● What is needed: Copy the data that follows, character for character, minus the pictures.

Dataset records:
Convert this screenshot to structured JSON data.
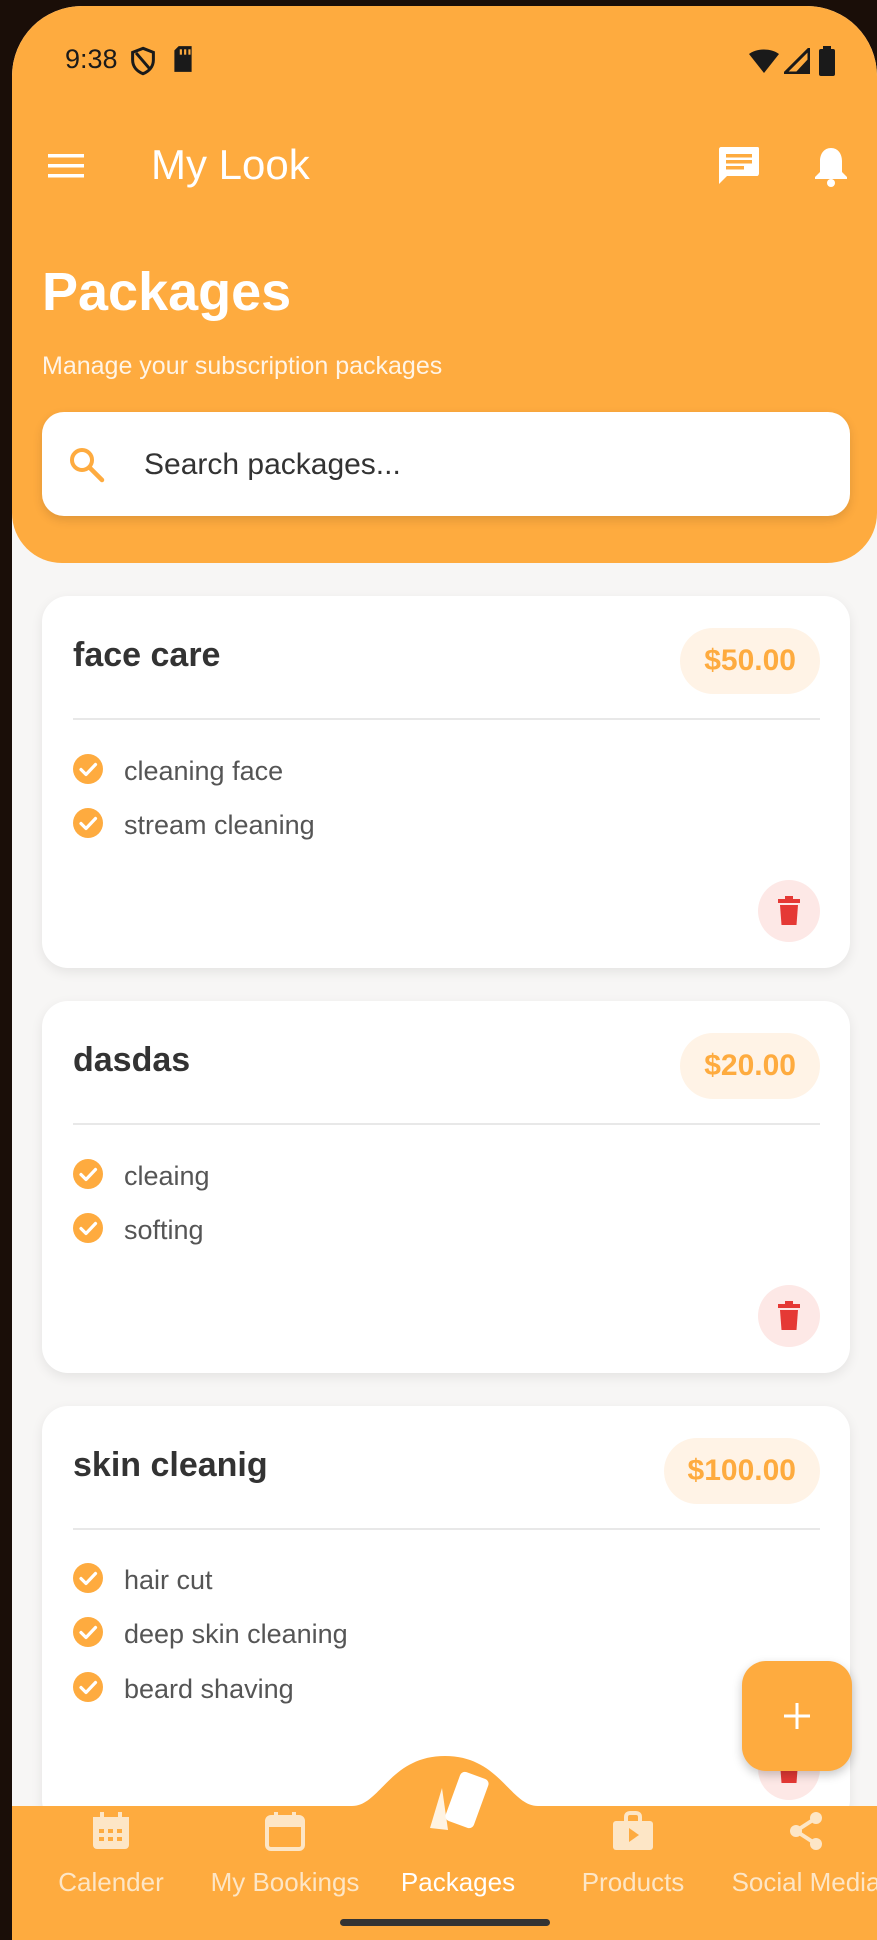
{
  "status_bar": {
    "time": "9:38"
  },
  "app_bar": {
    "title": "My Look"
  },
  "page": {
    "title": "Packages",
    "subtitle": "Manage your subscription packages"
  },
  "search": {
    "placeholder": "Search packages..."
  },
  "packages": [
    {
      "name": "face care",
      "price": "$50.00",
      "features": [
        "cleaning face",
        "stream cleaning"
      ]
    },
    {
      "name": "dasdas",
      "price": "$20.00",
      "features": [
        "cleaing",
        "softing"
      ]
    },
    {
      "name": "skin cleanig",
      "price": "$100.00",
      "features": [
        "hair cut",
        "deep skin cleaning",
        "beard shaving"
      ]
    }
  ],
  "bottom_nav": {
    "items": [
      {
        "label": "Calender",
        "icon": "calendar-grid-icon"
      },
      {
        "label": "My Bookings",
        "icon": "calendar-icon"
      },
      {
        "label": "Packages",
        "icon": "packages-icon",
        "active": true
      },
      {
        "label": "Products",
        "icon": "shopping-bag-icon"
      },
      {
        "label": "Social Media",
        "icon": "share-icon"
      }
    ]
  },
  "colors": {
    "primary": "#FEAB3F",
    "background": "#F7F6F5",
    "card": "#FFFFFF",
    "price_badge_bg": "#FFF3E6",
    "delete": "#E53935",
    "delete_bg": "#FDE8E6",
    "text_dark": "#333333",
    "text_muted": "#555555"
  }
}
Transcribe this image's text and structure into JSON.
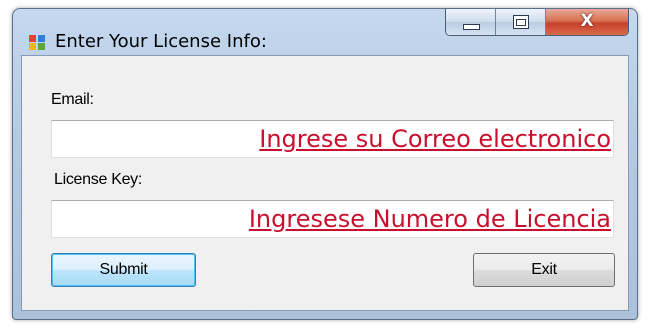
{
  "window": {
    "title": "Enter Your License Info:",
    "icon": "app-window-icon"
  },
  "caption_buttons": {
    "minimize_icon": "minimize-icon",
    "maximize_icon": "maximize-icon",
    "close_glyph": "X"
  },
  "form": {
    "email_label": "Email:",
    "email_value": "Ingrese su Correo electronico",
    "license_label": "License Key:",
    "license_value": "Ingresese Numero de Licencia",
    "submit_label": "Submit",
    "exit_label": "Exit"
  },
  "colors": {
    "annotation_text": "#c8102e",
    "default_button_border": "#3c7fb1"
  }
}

● Final result:
Convert this screenshot to structured JSON data.
{
  "status_bar": {
    "time": "9:38"
  },
  "app_bar": {
    "title": "My Look"
  },
  "page": {
    "title": "Packages",
    "subtitle": "Manage your subscription packages"
  },
  "search": {
    "placeholder": "Search packages..."
  },
  "packages": [
    {
      "name": "face care",
      "price": "$50.00",
      "features": [
        "cleaning face",
        "stream cleaning"
      ]
    },
    {
      "name": "dasdas",
      "price": "$20.00",
      "features": [
        "cleaing",
        "softing"
      ]
    },
    {
      "name": "skin cleanig",
      "price": "$100.00",
      "features": [
        "hair cut",
        "deep skin cleaning",
        "beard shaving"
      ]
    }
  ],
  "bottom_nav": {
    "items": [
      {
        "label": "Calender",
        "icon": "calendar-grid-icon"
      },
      {
        "label": "My Bookings",
        "icon": "calendar-icon"
      },
      {
        "label": "Packages",
        "icon": "packages-icon",
        "active": true
      },
      {
        "label": "Products",
        "icon": "shopping-bag-icon"
      },
      {
        "label": "Social Media",
        "icon": "share-icon"
      }
    ]
  },
  "colors": {
    "primary": "#FEAB3F",
    "background": "#F7F6F5",
    "card": "#FFFFFF",
    "price_badge_bg": "#FFF3E6",
    "delete": "#E53935",
    "delete_bg": "#FDE8E6",
    "text_dark": "#333333",
    "text_muted": "#555555"
  }
}
Transcribe this image's text and structure into JSON.
{
  "window": {
    "title": "Enter Your License Info:",
    "icon": "app-window-icon"
  },
  "caption_buttons": {
    "minimize_icon": "minimize-icon",
    "maximize_icon": "maximize-icon",
    "close_glyph": "X"
  },
  "form": {
    "email_label": "Email:",
    "email_value": "Ingrese su Correo electronico",
    "license_label": "License Key:",
    "license_value": "Ingresese Numero de Licencia",
    "submit_label": "Submit",
    "exit_label": "Exit"
  },
  "colors": {
    "annotation_text": "#c8102e",
    "default_button_border": "#3c7fb1"
  }
}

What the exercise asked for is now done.